** Page extract follows **

Antioxidants act as free radical scavengers (deactivators of reactive oxygen and nitrogen species), inhibitors of lipid peroxidation and ‘DNA’ oxidation, among other functions. Although free radicals are naturally generated by the human body and are involved in critical metabolic processes [4], the excessive production of these free radicals favors a homeostatic imbalance known as oxidative stress, which causes damage to essential biomolecules and is associated with inflammatory processes and chronic diseases [5]. Therefore, antioxidant compounds are of great importance to the food and pharmaceutical industries and can be applied in product quality control and conservation [6].

After highlighting their importance, it is vital that the antioxidant capacity of natural sources be evaluated as they may assist in designing novel foods with better health potential [7]. Thus, there are several ways to assess the antioxidant activity of a given substance, ranging from chemical tests using lipid substrates to more sophisticated assays using a wide range of instrumental techniques [8]. However, electrochemical methods are widely used to quantify antioxidant compounds due to their high selectivity and sensitivity; along with these characteristics, electrochemistry offers fast and low-cost analyses [9].

The electrodes can be modified with different materials holding specific properties that allow synergetic abilities [10]. Surface area gain using NPs also directly affects the electrochemically active area, an important issue to pursue in such systems. Thus, the choice of modifiers is essential to optimize physical and chemical properties for advanced sensing properties [11]. Noble metal NPs can be efficiently used on the surface of carbon-based electrodes, but their use must be reduced and optimized due to their cost. Platinum NPs stand out due to their high electrocatalytic activity; when combined with carbon-based materials, their area greatly increases, apart from electrocatalytic properties that may arise (such electrocatalyst—Pt/C—is highly used in several electrochemical methods) [12,13]. However, a suitable combination with other noble metals would enhance electrical conductivity and fast electron transfer; Ru NPs may play this role and will be studied herein [14,15].

** End of Page extract **

_Exercise requirements_:
**a.** According to the passage on antioxidants, which noble metal nanoparticles stand out for their high electrocatalytic activity?
**b.** Reproduce word for word the portion of the passage on antioxidants between "After highlighting their" and "low-cost analyses [9].", inclusive.

** Data supplied follows **

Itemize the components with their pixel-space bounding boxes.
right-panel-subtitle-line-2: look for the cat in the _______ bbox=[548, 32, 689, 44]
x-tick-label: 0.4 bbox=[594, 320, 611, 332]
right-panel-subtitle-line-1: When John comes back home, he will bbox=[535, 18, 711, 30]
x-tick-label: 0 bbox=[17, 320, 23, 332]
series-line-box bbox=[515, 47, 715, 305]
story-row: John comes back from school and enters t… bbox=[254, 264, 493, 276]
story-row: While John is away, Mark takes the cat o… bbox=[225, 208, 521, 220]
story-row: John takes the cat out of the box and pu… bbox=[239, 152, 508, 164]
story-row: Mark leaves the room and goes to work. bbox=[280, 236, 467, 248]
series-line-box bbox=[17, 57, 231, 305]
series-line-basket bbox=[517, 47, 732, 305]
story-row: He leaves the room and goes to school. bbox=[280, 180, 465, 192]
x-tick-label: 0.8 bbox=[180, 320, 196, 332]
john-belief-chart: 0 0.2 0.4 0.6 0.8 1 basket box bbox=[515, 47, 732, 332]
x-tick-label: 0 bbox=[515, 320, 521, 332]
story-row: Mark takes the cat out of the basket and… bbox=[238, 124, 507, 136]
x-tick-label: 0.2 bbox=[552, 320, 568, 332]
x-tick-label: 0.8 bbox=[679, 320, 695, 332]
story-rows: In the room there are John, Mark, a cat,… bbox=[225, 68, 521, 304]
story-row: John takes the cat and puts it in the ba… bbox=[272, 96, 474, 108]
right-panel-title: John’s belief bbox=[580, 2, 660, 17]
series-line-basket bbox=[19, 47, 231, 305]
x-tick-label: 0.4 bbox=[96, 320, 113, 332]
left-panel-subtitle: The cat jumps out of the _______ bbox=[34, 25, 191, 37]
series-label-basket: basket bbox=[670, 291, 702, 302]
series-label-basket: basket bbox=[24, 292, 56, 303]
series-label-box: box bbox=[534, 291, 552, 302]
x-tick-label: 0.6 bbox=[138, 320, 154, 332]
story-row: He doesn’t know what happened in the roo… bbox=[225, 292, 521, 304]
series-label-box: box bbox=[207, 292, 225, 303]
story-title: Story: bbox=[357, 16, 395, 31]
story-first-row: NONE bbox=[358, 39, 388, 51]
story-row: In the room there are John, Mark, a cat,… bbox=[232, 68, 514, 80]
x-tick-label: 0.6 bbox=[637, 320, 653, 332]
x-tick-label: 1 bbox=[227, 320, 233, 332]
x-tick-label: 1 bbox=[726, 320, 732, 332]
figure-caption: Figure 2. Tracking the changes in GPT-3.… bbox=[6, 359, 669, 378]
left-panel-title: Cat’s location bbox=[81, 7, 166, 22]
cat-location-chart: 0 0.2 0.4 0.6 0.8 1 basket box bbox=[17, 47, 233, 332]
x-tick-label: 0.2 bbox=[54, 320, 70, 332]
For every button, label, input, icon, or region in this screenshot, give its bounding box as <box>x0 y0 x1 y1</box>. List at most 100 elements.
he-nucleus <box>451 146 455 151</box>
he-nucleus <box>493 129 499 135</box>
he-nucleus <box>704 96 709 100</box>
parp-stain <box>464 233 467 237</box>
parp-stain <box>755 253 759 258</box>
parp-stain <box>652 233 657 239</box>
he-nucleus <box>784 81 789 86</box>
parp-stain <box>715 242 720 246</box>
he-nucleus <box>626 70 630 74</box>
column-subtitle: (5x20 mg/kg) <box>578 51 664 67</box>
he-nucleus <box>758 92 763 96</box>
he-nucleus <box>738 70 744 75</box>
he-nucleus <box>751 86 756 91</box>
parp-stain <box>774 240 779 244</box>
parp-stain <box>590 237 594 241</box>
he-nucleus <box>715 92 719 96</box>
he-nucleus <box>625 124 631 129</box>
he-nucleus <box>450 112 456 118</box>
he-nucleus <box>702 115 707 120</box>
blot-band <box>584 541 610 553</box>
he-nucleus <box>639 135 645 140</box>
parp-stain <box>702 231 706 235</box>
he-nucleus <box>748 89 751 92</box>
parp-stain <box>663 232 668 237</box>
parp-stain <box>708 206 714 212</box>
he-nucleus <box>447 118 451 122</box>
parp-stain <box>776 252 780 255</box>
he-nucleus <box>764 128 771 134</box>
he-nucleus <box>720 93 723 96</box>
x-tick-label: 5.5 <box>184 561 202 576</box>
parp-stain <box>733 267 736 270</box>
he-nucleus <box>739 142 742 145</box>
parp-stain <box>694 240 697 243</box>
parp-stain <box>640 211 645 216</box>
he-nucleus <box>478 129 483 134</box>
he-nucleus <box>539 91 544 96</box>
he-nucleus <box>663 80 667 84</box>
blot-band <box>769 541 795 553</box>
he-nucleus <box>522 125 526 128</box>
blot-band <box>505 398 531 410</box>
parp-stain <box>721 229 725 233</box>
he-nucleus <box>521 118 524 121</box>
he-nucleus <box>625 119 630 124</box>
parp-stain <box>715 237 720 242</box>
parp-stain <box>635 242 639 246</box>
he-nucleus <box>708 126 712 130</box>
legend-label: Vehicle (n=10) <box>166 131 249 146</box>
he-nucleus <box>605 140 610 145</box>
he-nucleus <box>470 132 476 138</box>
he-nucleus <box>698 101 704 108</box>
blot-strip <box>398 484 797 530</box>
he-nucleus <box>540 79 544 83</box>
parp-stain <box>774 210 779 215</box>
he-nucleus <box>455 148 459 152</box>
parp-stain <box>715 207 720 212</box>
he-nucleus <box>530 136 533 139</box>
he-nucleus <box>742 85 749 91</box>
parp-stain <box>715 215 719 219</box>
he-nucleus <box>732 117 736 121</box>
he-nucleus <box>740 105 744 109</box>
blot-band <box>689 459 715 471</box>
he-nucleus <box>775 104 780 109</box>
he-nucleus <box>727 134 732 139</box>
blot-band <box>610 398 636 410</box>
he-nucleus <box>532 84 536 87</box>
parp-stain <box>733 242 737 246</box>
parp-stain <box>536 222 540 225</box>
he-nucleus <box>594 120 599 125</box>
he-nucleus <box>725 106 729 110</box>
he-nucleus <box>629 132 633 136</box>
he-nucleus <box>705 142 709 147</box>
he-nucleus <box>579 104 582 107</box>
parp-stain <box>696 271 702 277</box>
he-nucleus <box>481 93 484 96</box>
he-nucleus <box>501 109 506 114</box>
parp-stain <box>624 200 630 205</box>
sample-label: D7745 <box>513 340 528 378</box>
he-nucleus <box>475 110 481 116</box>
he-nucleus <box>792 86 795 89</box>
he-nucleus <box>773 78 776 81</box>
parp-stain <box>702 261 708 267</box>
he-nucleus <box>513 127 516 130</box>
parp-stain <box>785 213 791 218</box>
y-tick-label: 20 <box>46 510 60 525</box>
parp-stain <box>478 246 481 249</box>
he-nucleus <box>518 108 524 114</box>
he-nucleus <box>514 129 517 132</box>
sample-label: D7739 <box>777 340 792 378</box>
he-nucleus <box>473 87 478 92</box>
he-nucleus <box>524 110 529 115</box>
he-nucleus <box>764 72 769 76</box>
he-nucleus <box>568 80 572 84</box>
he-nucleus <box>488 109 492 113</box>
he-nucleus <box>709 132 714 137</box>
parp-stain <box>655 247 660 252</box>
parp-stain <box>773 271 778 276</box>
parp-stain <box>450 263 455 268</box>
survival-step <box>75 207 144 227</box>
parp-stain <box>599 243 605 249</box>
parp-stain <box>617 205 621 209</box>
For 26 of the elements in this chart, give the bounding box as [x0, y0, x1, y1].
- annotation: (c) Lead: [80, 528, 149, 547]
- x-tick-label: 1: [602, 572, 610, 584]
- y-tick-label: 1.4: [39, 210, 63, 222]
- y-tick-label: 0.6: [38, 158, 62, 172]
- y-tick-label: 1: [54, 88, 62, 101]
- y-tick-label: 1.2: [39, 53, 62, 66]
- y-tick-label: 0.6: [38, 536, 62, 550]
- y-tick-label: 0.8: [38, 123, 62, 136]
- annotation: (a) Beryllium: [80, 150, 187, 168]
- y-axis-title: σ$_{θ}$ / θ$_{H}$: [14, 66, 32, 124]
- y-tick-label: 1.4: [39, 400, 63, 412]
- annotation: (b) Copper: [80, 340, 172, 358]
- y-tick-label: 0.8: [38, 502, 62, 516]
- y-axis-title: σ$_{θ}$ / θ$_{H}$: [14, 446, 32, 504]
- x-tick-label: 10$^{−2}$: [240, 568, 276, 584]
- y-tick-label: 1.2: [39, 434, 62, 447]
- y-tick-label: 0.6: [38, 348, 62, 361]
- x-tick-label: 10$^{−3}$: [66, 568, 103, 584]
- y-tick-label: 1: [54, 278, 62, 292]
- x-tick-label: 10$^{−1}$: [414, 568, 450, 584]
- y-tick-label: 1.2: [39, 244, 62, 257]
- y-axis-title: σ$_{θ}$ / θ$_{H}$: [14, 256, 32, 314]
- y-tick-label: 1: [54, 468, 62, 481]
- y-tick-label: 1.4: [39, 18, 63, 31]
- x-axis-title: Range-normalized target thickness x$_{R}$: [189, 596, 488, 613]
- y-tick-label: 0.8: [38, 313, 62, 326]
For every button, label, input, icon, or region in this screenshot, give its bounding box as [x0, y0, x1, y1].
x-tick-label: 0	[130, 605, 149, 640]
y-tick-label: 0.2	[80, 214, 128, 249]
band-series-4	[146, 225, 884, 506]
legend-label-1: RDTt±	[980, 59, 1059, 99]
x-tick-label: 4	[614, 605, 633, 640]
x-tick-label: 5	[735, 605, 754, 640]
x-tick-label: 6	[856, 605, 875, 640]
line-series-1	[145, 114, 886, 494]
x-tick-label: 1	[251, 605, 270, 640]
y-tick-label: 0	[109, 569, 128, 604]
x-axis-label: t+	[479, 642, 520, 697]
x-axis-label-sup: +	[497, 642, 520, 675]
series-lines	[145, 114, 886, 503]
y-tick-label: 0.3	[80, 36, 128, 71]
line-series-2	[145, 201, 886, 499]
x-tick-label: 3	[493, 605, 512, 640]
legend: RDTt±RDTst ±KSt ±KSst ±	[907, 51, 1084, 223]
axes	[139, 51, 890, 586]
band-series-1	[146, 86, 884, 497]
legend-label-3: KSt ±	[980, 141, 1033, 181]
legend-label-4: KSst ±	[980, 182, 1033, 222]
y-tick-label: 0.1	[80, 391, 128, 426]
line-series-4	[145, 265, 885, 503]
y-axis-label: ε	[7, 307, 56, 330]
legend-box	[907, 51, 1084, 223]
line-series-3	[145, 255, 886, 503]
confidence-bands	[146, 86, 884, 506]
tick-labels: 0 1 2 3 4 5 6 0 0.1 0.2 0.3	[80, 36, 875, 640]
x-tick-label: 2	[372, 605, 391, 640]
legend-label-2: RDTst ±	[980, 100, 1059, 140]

** End of Data supplied **

_Results of the tasks_:
**a.** Platinum nanoparticles.

**b.**
After highlighting their importance, it is vital that the antioxidant capacity of natural sources be evaluated as they may assist in designing novel foods with better health potential [7]. Thus, there are several ways to assess the antioxidant activity of a given substance, ranging from chemical tests using lipid substrates to more sophisticated assays using a wide range of instrumental techniques [8]. However, electrochemical methods are widely used to quantify antioxidant compounds due to their high selectivity and sensitivity; along with these characteristics, electrochemistry offers fast and low-cost analyses [9].